EXERCISE REQUIREMENTS ::
Restate the entries below verbatim.

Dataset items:

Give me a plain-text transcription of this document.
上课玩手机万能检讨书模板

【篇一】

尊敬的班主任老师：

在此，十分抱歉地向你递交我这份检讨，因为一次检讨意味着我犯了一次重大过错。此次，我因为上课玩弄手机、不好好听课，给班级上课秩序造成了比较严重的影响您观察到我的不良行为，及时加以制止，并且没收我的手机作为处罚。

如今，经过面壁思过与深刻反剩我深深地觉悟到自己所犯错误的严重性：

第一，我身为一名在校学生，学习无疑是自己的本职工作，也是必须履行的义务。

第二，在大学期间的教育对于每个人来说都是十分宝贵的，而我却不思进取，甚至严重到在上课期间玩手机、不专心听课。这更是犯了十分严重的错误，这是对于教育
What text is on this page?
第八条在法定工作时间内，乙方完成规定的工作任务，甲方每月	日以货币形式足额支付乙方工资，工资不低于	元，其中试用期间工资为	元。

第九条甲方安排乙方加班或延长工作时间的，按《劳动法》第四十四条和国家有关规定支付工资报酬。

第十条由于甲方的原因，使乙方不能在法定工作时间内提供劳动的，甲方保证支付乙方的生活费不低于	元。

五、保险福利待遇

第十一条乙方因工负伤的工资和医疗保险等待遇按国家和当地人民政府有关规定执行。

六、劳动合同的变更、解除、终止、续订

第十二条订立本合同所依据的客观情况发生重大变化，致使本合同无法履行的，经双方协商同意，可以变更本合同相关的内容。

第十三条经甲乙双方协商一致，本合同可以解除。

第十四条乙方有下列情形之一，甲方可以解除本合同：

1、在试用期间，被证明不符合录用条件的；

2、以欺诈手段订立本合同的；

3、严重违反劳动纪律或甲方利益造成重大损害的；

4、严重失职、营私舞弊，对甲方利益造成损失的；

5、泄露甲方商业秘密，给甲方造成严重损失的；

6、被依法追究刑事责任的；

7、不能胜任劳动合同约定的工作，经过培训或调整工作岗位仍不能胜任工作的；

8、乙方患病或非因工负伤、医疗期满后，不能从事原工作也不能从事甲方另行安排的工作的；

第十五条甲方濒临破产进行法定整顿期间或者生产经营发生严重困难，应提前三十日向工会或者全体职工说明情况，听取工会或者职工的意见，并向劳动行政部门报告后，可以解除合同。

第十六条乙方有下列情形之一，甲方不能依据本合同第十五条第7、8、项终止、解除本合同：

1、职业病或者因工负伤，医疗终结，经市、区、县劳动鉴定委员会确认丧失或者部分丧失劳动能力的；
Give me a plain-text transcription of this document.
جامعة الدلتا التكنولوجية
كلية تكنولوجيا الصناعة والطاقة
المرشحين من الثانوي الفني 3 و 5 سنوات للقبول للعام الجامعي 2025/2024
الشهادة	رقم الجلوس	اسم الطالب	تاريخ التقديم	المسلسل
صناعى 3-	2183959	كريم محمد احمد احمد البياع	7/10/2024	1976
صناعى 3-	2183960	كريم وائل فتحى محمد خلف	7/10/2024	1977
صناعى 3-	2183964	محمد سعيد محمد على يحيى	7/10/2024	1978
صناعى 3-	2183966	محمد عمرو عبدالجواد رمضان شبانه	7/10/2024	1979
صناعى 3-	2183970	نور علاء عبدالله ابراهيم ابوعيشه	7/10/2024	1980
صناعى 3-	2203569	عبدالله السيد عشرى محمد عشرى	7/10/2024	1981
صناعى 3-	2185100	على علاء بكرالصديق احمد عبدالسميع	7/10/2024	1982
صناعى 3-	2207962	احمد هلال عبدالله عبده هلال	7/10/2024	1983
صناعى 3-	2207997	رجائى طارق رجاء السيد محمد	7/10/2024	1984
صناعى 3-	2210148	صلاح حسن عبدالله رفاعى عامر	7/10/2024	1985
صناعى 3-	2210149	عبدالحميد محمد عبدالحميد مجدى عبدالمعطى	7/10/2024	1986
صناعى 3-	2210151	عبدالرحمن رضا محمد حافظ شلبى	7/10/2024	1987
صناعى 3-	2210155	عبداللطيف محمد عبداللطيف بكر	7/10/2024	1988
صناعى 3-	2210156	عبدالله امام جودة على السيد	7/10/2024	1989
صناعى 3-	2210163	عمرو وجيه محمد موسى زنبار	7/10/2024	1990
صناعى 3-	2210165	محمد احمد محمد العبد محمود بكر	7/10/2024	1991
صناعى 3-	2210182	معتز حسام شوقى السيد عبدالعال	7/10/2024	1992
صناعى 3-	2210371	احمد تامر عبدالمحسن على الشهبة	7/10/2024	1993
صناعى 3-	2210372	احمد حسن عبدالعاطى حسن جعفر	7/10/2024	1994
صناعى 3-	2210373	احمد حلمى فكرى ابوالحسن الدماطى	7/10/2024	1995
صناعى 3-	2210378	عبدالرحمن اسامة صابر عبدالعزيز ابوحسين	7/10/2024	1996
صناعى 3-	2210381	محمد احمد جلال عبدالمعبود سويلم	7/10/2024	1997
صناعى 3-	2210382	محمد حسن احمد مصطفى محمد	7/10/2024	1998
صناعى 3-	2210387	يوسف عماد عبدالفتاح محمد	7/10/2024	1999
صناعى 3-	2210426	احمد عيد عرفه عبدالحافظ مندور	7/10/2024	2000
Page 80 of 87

WRITTEN REPLY ::
Give me a plain-text transcription of this document.
上课玩手机万能检讨书模板

【篇一】

尊敬的班主任老师：

在此，十分抱歉地向你递交我这份检讨，因为一次检讨意味着我犯了一次重大过错。此次，我因为上课玩弄手机、不好好听课，给班级上课秩序造成了比较严重的影响您观察到我的不良行为，及时加以制止，并且没收我的手机作为处罚。

如今，经过面壁思过与深刻反剩我深深地觉悟到自己所犯错误的严重性：

第一，我身为一名在校学生，学习无疑是自己的本职工作，也是必须履行的义务。

第二，在大学期间的教育对于每个人来说都是十分宝贵的，而我却不思进取，甚至严重到在上课期间玩手机、不专心听课。这更是犯了十分严重的错误，这是对于教育
What text is on this page?
第八条在法定工作时间内，乙方完成规定的工作任务，甲方每月	日以货币形式足额支付乙方工资，工资不低于	元，其中试用期间工资为	元。

第九条甲方安排乙方加班或延长工作时间的，按《劳动法》第四十四条和国家有关规定支付工资报酬。

第十条由于甲方的原因，使乙方不能在法定工作时间内提供劳动的，甲方保证支付乙方的生活费不低于	元。

五、保险福利待遇

第十一条乙方因工负伤的工资和医疗保险等待遇按国家和当地人民政府有关规定执行。

六、劳动合同的变更、解除、终止、续订

第十二条订立本合同所依据的客观情况发生重大变化，致使本合同无法履行的，经双方协商同意，可以变更本合同相关的内容。

第十三条经甲乙双方协商一致，本合同可以解除。

第十四条乙方有下列情形之一，甲方可以解除本合同：

1、在试用期间，被证明不符合录用条件的；

2、以欺诈手段订立本合同的；

3、严重违反劳动纪律或甲方利益造成重大损害的；

4、严重失职、营私舞弊，对甲方利益造成损失的；

5、泄露甲方商业秘密，给甲方造成严重损失的；

6、被依法追究刑事责任的；

7、不能胜任劳动合同约定的工作，经过培训或调整工作岗位仍不能胜任工作的；

8、乙方患病或非因工负伤、医疗期满后，不能从事原工作也不能从事甲方另行安排的工作的；

第十五条甲方濒临破产进行法定整顿期间或者生产经营发生严重困难，应提前三十日向工会或者全体职工说明情况，听取工会或者职工的意见，并向劳动行政部门报告后，可以解除合同。

第十六条乙方有下列情形之一，甲方不能依据本合同第十五条第7、8、项终止、解除本合同：

1、职业病或者因工负伤，医疗终结，经市、区、县劳动鉴定委员会确认丧失或者部分丧失劳动能力的；
Give me a plain-text transcription of this document.
جامعة الدلتا التكنولوجية
كلية تكنولوجيا الصناعة والطاقة
المرشحين من الثانوي الفني 3 و 5 سنوات للقبول للعام الجامعي 2025/2024
الشهادة	رقم الجلوس	اسم الطالب	تاريخ التقديم	المسلسل
صناعى 3-	2183959	كريم محمد احمد احمد البياع	7/10/2024	1976
صناعى 3-	2183960	كريم وائل فتحى محمد خلف	7/10/2024	1977
صناعى 3-	2183964	محمد سعيد محمد على يحيى	7/10/2024	1978
صناعى 3-	2183966	محمد عمرو عبدالجواد رمضان شبانه	7/10/2024	1979
صناعى 3-	2183970	نور علاء عبدالله ابراهيم ابوعيشه	7/10/2024	1980
صناعى 3-	2203569	عبدالله السيد عشرى محمد عشرى	7/10/2024	1981
صناعى 3-	2185100	على علاء بكرالصديق احمد عبدالسميع	7/10/2024	1982
صناعى 3-	2207962	احمد هلال عبدالله عبده هلال	7/10/2024	1983
صناعى 3-	2207997	رجائى طارق رجاء السيد محمد	7/10/2024	1984
صناعى 3-	2210148	صلاح حسن عبدالله رفاعى عامر	7/10/2024	1985
صناعى 3-	2210149	عبدالحميد محمد عبدالحميد مجدى عبدالمعطى	7/10/2024	1986
صناعى 3-	2210151	عبدالرحمن رضا محمد حافظ شلبى	7/10/2024	1987
صناعى 3-	2210155	عبداللطيف محمد عبداللطيف بكر	7/10/2024	1988
صناعى 3-	2210156	عبدالله امام جودة على السيد	7/10/2024	1989
صناعى 3-	2210163	عمرو وجيه محمد موسى زنبار	7/10/2024	1990
صناعى 3-	2210165	محمد احمد محمد العبد محمود بكر	7/10/2024	1991
صناعى 3-	2210182	معتز حسام شوقى السيد عبدالعال	7/10/2024	1992
صناعى 3-	2210371	احمد تامر عبدالمحسن على الشهبة	7/10/2024	1993
صناعى 3-	2210372	احمد حسن عبدالعاطى حسن جعفر	7/10/2024	1994
صناعى 3-	2210373	احمد حلمى فكرى ابوالحسن الدماطى	7/10/2024	1995
صناعى 3-	2210378	عبدالرحمن اسامة صابر عبدالعزيز ابوحسين	7/10/2024	1996
صناعى 3-	2210381	محمد احمد جلال عبدالمعبود سويلم	7/10/2024	1997
صناعى 3-	2210382	محمد حسن احمد مصطفى محمد	7/10/2024	1998
صناعى 3-	2210387	يوسف عماد عبدالفتاح محمد	7/10/2024	1999
صناعى 3-	2210426	احمد عيد عرفه عبدالحافظ مندور	7/10/2024	2000
Page 80 of 87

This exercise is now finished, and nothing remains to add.